-------- MATERIALS PROVIDED
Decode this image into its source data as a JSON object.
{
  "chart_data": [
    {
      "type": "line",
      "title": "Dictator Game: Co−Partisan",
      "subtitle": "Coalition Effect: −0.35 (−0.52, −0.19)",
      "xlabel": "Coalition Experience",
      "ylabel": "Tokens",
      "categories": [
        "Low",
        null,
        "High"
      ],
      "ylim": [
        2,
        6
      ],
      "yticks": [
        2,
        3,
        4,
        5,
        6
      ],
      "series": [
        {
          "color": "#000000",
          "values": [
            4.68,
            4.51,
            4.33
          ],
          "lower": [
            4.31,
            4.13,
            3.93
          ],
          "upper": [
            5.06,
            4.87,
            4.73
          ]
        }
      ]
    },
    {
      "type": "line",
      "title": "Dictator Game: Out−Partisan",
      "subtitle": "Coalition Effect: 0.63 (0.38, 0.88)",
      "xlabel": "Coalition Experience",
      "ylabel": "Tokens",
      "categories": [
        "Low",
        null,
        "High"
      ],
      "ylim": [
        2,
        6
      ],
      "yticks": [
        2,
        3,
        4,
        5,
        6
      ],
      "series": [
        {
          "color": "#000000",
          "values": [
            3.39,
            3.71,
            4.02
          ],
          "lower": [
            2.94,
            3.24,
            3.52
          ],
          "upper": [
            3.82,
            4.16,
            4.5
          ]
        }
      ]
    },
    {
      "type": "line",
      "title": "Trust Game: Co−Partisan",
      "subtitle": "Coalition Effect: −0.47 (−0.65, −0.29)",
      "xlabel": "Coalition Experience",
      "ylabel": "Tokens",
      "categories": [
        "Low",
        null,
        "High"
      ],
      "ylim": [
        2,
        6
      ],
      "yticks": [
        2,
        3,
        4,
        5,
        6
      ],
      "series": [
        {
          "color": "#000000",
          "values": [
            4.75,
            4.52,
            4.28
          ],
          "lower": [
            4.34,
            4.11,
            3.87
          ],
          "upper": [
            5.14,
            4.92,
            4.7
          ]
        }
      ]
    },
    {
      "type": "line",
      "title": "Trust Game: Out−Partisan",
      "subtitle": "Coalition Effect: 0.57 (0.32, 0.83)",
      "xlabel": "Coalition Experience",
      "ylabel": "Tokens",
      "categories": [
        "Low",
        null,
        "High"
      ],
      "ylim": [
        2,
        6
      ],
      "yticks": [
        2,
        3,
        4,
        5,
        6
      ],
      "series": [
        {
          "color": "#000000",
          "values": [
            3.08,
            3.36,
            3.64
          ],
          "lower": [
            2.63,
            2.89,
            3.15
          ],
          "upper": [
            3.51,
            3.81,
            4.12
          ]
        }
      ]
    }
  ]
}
----------------
Pick out the lines containing the word "Dictator" and show them.

• **ANSWER FOR THIS EXERCISE**
      "title": "Dictator Game: Co−Partisan",
      "title": "Dictator Game: Out−Partisan",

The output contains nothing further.